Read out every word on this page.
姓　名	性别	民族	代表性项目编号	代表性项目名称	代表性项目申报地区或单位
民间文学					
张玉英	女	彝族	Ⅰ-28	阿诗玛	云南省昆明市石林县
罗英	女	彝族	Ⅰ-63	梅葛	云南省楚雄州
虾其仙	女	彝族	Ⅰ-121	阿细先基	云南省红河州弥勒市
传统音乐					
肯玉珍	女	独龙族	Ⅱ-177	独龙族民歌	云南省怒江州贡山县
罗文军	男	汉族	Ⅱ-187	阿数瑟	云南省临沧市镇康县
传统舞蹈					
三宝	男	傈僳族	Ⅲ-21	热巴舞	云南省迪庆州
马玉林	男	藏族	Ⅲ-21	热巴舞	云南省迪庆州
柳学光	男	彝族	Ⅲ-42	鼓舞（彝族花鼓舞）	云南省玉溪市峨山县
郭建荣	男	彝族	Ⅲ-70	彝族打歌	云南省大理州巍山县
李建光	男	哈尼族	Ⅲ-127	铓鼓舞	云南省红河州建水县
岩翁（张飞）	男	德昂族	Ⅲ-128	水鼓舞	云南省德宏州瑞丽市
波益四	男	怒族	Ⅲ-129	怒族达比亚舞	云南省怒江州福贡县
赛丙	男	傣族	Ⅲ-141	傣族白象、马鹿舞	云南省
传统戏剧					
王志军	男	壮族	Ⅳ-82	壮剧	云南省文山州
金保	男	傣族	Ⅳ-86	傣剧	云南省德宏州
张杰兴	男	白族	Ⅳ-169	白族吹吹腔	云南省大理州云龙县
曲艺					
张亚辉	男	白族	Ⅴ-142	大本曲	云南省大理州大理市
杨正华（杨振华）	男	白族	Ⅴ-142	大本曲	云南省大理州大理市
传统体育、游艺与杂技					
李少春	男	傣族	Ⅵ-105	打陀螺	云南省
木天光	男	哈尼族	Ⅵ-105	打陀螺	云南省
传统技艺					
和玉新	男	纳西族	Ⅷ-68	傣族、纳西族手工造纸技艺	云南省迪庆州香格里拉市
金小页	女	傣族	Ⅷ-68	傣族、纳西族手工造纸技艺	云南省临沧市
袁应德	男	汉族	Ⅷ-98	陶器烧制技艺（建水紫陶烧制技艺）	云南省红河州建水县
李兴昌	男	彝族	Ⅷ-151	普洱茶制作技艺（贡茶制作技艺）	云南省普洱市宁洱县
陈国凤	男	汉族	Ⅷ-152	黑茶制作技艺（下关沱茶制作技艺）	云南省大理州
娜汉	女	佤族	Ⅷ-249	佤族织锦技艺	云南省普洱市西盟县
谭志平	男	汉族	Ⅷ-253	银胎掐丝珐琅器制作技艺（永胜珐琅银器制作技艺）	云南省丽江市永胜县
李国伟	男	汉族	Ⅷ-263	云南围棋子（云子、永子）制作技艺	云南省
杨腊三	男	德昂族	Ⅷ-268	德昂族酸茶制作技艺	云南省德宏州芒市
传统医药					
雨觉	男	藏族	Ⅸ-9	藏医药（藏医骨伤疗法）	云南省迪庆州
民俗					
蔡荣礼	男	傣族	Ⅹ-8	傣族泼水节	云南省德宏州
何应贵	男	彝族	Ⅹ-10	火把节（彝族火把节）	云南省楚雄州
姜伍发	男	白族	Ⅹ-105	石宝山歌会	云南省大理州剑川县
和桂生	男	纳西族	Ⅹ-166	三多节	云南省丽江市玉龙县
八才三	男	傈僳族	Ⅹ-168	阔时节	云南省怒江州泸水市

Directive
Each line with the string "纳西族手工造纸技艺" in it needs to be found and copied.

Task answer
和玉新	男	纳西族	Ⅷ-68	傣族、纳西族手工造纸技艺	云南省迪庆州香格里拉市
金小页	女	傣族	Ⅷ-68	傣族、纳西族手工造纸技艺	云南省临沧市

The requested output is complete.